HTTP protocol

Hypertext Transfer Protocol (HTTP) is an application-layer protocol for transmitting hypermedia documents such as HTML. It is designed for communication between a web browser and a web server, but can also be used for other purposes. HTTP follows the classic client-server model, with the client opening a connection to make a request and then waiting for a response. HTTP is a stateless protocol, meaning that the server does not keep any data (state) between requests.

The target of an HTTP request is called a “resource”, which can be a document, an image, etc. Each resource is identified by a Uniform Resource Identifier (URI). The most common form of a URI is the Uniform Resource Locator (URL), which is known as a web address.

URL syntax

1. Scheme or protocol

The first element of a URL indicates which protocol the browser should use. This is usually the HTTP protocol or its secure version, HTTPS. The web requires the use of one of these two protocols, but browsers can also work with other protocols such as mailto: (to open an email client), ftp: (to handle file transfers), and so on.

2. Domain

www.example.com is the domain name. It indicates which web server is requested. Alternatively, it is possible to use an IP address directly, but due to its inconvenience, it is not often used on the web.

3. Port

The port specifies the technical “gateway” used to access the web server’s resources. It is usually omitted if the web server uses the standard HTTP protocol ports (80 for HTTP and 443 for HTTPS) to provide access to its resources. Otherwise, its specification is mandatory.

4. Path

/path/to/myfile.html is the path to the resource on the web server. In the early days of the web, a path like this represented the physical location of a file on the web server. These days, it’s mostly an abstraction.

5. Query

?key1=value1\&key2=value2 are additional parameters passed to the web server. These parameters are a list of key/value pairs separated by the & symbol. The web server can use these parameters to implement certain logic before returning the resource to the user.

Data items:
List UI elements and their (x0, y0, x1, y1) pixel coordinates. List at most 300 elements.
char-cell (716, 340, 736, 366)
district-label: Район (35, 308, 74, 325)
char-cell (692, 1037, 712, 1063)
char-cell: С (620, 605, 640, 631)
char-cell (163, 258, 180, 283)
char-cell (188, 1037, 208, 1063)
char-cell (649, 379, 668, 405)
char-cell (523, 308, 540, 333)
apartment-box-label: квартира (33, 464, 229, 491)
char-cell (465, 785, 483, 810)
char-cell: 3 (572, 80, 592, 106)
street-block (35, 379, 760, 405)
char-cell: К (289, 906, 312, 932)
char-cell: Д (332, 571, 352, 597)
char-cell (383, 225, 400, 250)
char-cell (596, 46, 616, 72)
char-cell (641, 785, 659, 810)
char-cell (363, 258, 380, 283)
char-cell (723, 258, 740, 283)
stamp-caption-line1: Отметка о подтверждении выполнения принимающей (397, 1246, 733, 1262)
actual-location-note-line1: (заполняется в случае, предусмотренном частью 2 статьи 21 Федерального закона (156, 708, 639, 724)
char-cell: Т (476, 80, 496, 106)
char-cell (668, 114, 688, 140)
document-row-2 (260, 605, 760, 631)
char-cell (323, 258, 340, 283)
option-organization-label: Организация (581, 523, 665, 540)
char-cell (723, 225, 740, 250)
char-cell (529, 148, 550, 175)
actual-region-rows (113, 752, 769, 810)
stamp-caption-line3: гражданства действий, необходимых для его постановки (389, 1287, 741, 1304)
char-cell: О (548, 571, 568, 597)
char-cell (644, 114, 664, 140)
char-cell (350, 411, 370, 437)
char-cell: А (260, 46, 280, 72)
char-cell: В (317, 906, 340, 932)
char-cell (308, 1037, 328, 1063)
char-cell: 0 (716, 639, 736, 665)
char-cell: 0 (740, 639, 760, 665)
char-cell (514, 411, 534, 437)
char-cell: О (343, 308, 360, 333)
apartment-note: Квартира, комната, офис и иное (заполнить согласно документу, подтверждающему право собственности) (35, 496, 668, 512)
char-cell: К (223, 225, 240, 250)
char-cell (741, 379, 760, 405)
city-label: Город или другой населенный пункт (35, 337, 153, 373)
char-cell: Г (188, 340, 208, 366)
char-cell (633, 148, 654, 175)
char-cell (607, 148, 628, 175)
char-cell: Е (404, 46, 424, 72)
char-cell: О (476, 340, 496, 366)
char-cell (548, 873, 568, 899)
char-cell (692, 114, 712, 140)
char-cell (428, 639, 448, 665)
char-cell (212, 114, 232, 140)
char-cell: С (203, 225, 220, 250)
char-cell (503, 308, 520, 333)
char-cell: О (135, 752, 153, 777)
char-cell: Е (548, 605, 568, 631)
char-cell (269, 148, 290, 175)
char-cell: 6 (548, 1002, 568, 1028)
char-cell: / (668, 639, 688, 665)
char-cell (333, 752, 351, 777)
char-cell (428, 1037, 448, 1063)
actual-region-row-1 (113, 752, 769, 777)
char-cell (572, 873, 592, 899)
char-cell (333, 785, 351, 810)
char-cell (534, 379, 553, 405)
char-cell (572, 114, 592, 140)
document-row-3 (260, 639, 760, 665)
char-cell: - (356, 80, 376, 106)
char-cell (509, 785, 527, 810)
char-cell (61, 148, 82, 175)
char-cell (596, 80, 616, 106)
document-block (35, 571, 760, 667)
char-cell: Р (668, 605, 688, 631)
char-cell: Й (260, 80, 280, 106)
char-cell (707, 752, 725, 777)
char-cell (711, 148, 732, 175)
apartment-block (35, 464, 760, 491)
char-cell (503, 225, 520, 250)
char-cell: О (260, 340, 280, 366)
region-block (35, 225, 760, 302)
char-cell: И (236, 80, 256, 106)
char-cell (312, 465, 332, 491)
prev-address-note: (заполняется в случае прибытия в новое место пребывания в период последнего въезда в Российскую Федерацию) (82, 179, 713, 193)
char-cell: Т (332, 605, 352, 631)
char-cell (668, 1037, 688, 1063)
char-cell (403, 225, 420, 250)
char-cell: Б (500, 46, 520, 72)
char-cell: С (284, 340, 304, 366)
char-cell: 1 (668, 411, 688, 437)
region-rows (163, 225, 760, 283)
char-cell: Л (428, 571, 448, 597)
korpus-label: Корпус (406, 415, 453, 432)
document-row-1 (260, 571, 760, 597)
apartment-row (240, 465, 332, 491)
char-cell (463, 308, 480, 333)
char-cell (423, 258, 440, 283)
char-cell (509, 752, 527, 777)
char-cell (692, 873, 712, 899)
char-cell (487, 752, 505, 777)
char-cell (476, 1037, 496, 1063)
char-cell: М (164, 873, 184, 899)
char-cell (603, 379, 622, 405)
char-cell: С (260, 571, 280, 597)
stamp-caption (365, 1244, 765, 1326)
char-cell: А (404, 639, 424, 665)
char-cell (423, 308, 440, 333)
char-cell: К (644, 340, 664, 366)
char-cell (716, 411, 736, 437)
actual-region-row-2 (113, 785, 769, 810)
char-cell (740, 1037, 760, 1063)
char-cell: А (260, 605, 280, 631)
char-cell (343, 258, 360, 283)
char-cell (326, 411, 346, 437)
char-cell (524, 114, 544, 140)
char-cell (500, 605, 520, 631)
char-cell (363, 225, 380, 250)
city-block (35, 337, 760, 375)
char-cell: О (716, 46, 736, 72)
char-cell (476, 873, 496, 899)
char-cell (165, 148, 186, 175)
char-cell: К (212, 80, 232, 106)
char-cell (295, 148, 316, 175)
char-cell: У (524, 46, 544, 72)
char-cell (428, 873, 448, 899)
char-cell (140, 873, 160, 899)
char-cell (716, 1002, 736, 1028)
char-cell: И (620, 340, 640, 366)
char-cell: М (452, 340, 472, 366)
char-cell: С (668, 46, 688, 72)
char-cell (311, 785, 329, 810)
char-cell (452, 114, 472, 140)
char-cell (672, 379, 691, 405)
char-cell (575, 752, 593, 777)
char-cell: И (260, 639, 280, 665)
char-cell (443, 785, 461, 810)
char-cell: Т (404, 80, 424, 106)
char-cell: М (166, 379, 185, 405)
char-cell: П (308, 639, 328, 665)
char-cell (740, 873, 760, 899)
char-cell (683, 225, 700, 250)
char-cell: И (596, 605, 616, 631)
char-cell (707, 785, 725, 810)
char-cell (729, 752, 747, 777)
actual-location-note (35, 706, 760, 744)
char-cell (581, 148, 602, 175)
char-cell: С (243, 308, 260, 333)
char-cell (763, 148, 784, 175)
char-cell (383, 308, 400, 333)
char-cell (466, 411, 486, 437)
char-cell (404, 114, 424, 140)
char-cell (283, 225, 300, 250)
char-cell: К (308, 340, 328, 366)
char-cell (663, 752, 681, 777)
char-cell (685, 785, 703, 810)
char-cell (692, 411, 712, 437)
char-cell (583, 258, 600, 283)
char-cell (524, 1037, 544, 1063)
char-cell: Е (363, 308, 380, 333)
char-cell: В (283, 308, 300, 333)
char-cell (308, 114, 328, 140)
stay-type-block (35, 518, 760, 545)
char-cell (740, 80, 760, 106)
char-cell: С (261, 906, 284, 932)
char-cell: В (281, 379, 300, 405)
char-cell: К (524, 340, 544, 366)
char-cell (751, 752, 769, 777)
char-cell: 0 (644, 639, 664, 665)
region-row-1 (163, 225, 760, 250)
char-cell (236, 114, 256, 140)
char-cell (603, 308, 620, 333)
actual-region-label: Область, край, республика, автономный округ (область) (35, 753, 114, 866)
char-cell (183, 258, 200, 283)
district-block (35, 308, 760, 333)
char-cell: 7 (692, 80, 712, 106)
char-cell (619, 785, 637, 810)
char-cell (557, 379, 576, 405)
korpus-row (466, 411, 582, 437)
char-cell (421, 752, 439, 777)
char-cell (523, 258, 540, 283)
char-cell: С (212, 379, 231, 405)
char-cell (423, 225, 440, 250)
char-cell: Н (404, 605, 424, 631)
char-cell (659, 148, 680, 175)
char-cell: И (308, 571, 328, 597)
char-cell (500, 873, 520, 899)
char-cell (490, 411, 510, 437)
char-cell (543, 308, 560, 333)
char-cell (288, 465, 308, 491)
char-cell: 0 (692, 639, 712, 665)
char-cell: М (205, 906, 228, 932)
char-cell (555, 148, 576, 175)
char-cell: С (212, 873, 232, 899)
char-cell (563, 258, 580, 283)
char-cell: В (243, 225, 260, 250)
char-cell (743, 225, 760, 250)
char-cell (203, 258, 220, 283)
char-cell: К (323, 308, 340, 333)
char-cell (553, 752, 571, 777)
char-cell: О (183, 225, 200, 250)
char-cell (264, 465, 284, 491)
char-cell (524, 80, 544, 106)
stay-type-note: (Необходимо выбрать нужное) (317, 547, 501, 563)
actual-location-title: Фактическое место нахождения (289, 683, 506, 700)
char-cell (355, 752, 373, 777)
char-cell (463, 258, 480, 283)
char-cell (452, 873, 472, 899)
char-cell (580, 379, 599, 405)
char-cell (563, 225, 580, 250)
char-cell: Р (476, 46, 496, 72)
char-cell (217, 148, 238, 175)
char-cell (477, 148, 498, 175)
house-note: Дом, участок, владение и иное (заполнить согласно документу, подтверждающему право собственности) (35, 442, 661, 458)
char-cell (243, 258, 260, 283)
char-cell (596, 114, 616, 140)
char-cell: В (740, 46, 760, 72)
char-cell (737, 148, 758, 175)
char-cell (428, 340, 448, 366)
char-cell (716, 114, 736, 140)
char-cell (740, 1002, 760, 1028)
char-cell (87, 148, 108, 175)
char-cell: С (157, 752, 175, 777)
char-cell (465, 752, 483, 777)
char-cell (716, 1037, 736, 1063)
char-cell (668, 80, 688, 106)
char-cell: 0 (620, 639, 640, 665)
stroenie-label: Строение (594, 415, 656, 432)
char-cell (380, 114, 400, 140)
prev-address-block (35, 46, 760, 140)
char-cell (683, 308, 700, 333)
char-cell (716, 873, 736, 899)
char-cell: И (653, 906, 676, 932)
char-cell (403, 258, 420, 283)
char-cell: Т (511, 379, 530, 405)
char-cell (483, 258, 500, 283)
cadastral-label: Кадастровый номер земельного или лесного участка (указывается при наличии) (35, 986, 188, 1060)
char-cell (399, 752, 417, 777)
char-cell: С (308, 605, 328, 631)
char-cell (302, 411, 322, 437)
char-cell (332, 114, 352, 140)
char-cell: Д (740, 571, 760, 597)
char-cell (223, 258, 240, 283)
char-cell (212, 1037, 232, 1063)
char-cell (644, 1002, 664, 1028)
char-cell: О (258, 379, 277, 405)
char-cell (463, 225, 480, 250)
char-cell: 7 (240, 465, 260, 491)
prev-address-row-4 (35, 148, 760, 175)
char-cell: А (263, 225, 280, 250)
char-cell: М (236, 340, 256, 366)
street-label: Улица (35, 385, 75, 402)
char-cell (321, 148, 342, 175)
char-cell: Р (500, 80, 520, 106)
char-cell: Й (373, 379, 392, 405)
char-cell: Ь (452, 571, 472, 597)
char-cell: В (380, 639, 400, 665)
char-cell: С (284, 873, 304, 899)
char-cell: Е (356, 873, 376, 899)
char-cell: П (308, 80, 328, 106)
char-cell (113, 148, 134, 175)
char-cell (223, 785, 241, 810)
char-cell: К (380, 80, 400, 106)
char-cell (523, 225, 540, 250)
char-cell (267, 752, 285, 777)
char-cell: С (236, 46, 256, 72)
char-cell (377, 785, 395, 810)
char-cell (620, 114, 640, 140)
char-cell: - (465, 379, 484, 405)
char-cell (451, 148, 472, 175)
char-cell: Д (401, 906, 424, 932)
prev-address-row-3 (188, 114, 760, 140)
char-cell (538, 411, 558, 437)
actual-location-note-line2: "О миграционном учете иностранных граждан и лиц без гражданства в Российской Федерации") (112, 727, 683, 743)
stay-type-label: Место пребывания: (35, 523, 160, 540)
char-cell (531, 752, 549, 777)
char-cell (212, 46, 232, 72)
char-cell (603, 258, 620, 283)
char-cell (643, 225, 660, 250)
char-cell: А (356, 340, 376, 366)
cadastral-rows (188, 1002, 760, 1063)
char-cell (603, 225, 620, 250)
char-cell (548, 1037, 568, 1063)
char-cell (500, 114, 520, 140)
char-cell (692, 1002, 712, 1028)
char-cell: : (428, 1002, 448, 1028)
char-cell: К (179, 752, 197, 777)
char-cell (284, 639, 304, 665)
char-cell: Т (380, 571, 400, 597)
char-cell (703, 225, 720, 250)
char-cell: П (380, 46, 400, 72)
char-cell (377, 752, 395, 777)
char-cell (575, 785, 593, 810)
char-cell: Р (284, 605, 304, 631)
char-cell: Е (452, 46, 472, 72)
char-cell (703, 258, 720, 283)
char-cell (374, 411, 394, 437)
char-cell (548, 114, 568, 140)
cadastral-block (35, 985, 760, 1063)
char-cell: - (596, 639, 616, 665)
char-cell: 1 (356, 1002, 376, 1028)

▸ **Complete the following**:
A - List the URL components that the HTTP overview describes under "URL syntax," in the order given.
B - According to the HTTP overview, which standard port numbers do HTTP and HTTPS use?

▸ **Results**:
A -
1. Scheme or protocol
2. Domain
3. Port
4. Path
5. Query

B - Port 80 for HTTP and port 443 for HTTPS.